Set problem: Report the count of lines that carry the string "河北隆尧第一中学", and add nothing.

— begin —

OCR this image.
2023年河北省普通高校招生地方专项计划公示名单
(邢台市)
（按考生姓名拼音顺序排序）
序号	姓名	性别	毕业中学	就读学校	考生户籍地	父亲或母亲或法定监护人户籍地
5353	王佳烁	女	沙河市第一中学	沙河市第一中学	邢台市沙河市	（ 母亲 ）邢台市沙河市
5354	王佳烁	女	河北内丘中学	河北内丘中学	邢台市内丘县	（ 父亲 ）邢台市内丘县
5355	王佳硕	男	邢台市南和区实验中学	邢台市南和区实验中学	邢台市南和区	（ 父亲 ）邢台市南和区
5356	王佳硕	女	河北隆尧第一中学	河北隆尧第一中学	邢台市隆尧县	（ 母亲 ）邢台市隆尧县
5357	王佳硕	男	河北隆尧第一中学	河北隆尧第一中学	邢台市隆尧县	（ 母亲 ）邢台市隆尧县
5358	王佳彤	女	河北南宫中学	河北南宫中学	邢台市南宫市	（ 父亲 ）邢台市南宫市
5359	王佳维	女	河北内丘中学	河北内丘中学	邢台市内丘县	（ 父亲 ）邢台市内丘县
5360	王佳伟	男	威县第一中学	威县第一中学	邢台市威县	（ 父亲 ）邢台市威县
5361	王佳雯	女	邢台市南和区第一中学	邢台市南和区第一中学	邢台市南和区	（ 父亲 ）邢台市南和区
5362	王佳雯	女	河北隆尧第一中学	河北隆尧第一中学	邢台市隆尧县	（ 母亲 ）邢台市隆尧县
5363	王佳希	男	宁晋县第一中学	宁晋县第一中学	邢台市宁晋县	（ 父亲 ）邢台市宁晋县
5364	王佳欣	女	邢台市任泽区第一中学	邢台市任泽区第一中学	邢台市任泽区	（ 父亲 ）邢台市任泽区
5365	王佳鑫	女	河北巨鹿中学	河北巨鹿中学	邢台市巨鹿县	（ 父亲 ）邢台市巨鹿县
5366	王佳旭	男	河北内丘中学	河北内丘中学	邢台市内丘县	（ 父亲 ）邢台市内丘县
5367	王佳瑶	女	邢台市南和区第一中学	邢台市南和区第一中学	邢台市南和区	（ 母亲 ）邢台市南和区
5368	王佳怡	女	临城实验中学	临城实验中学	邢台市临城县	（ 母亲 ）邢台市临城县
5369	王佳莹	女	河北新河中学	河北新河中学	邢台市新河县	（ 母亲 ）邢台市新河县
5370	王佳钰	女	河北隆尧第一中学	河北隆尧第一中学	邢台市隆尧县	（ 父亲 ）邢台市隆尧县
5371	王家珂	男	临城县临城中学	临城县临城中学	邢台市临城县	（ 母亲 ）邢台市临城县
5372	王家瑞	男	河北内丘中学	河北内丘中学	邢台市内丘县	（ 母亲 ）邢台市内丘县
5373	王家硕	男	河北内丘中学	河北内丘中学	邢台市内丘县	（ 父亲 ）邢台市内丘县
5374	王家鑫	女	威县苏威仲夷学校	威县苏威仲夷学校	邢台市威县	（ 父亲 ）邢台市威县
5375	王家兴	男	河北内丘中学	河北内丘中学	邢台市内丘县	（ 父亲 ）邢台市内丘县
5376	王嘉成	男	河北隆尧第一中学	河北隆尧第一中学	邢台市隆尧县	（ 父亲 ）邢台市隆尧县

— end —

Correct response: 5